+++ SUPPLIED MATERIAL
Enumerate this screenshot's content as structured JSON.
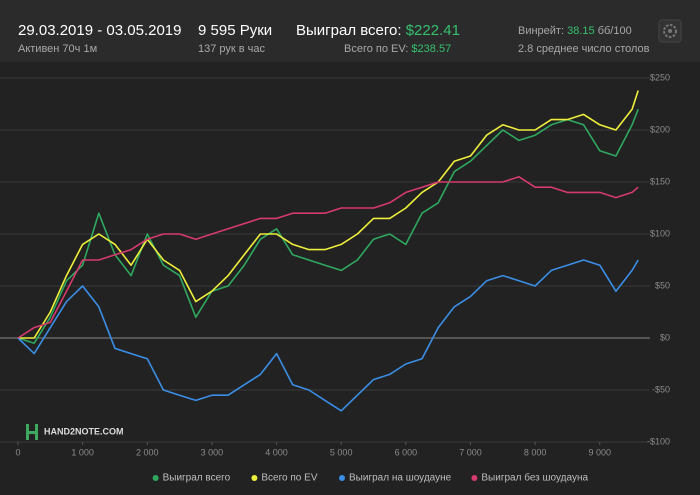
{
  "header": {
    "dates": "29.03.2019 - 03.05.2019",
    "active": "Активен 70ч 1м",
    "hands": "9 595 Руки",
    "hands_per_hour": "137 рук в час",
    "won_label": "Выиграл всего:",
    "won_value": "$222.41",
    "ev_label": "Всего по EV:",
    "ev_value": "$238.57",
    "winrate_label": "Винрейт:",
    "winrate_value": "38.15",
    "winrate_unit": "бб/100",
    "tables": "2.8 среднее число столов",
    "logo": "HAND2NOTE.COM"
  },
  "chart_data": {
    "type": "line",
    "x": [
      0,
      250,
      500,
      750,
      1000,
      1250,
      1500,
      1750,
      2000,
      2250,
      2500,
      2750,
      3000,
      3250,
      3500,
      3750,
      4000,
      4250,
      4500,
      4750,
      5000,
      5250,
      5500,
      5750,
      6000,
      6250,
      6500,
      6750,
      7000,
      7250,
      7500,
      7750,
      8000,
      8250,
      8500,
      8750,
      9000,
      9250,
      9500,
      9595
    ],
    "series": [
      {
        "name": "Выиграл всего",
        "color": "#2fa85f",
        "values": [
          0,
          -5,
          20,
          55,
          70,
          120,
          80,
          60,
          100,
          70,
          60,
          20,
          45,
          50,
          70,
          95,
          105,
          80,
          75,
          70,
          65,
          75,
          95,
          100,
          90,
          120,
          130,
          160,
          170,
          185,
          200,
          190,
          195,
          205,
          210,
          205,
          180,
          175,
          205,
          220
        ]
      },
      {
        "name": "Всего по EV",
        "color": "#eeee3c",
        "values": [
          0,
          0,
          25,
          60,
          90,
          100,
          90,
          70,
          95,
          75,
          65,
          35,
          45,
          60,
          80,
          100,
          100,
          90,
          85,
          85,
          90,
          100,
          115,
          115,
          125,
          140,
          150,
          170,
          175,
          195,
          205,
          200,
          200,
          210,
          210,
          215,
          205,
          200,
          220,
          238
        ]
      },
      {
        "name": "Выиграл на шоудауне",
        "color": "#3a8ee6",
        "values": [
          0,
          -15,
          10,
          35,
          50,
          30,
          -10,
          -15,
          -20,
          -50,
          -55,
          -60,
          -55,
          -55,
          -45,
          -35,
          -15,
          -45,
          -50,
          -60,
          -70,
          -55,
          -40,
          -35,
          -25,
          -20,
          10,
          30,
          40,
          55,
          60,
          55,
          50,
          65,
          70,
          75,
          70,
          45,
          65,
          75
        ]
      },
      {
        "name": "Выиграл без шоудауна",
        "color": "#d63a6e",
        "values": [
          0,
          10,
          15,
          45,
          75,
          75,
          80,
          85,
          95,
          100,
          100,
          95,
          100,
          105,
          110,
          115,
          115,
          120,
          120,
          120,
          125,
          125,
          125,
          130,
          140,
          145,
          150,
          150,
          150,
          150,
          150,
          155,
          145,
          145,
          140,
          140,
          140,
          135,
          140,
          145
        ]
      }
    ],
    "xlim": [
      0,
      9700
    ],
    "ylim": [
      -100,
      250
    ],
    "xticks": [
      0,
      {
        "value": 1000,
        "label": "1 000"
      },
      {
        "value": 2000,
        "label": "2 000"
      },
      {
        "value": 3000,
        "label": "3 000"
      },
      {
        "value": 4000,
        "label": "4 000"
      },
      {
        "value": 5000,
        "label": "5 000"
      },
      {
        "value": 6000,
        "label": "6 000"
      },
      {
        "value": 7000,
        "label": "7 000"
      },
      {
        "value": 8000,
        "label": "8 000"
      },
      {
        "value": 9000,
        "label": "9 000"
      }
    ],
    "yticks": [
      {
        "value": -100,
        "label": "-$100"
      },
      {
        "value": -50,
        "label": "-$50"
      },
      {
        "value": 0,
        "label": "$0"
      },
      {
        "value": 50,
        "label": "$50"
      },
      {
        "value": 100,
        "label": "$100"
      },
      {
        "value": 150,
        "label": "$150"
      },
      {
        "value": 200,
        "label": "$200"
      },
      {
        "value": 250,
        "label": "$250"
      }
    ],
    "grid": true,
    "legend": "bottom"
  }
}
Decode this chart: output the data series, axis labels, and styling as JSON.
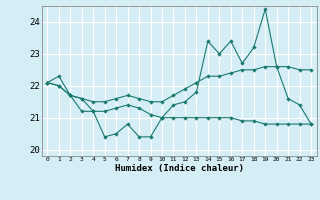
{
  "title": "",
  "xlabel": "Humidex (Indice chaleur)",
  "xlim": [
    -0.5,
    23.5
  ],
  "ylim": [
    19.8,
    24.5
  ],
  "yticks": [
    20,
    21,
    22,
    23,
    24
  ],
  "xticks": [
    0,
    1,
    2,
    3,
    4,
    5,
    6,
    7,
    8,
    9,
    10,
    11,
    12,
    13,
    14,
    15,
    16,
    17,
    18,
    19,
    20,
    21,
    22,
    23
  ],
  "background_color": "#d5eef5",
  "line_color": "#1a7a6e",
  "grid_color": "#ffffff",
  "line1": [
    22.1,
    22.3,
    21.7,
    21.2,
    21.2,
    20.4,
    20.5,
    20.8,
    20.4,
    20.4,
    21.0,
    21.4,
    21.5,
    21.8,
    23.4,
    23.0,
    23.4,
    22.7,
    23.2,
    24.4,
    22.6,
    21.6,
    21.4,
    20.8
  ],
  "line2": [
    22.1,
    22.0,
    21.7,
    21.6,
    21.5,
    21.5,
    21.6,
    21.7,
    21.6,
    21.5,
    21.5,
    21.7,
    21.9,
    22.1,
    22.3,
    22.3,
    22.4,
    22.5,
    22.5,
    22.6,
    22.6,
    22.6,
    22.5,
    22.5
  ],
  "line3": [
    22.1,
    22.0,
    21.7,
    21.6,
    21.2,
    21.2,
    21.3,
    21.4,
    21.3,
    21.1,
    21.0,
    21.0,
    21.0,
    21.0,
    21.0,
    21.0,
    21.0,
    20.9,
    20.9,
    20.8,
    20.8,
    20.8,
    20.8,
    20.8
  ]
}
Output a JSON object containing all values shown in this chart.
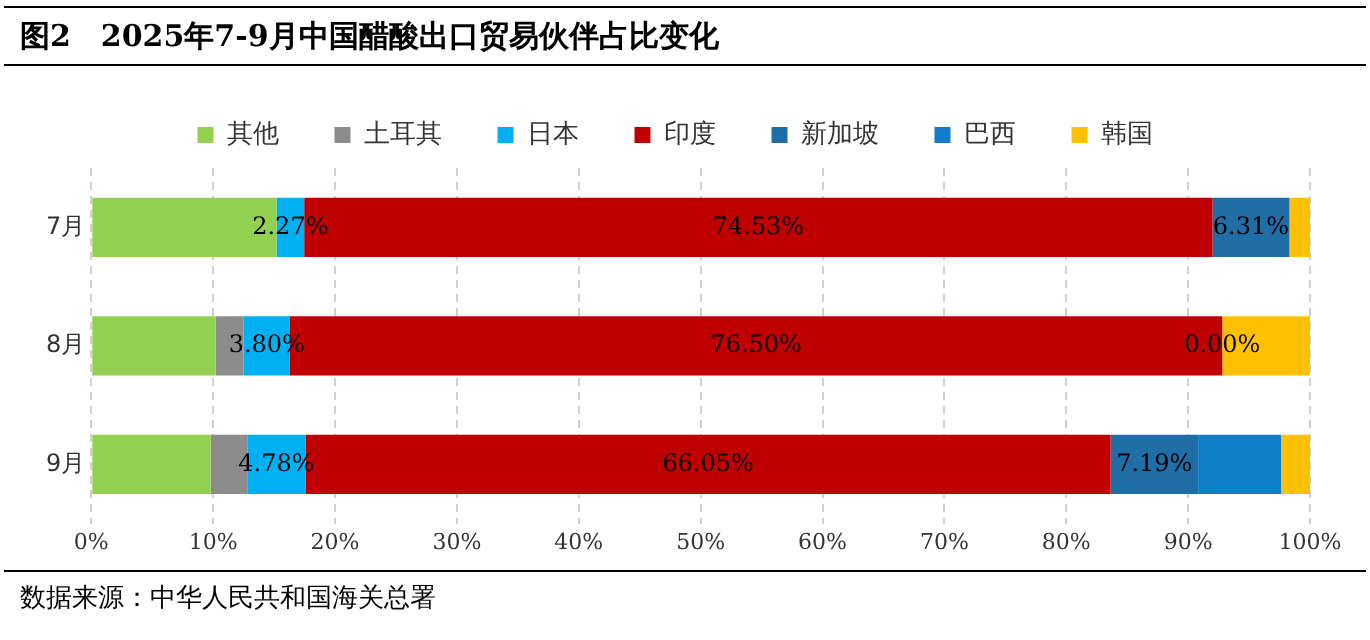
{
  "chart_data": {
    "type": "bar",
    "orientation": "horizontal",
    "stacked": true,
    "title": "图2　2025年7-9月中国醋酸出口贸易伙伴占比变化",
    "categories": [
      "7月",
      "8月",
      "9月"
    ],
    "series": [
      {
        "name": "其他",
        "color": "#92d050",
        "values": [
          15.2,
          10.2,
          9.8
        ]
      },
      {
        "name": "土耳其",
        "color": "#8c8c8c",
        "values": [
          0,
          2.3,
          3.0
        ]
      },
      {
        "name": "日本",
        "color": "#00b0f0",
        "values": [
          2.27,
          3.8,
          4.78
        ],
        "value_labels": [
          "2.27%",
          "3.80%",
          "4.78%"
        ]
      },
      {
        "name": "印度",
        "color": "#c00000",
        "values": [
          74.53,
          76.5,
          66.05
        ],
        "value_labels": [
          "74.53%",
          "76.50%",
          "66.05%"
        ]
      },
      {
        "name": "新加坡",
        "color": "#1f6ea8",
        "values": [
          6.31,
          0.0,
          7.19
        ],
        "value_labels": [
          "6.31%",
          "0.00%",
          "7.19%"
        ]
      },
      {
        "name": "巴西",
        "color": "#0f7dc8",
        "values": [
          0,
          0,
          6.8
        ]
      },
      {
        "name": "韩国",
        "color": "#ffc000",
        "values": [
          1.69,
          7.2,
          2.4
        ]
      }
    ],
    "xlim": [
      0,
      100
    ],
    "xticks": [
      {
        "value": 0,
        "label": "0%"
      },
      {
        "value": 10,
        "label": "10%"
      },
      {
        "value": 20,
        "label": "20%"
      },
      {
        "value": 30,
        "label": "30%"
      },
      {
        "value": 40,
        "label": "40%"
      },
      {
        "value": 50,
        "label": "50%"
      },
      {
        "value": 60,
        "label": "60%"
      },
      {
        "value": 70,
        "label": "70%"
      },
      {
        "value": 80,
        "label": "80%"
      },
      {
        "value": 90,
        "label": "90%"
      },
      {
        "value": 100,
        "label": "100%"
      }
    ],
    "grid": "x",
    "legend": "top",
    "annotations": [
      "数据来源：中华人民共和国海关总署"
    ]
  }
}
++++++
> SHORT PROBLEM: From the data above, copy each line that has the string "name".

> SOLUTION TO THIS TASK:
        "name": "Выиграл всего",
        "name": "Всего по EV",
        "name": "Выиграл на шоудауне",
        "name": "Выиграл без шоудауна",
        "name": "其他",
        "name": "土耳其",
        "name": "日本",
        "name": "印度",
        "name": "新加坡",
        "name": "巴西",
        "name": "韩国",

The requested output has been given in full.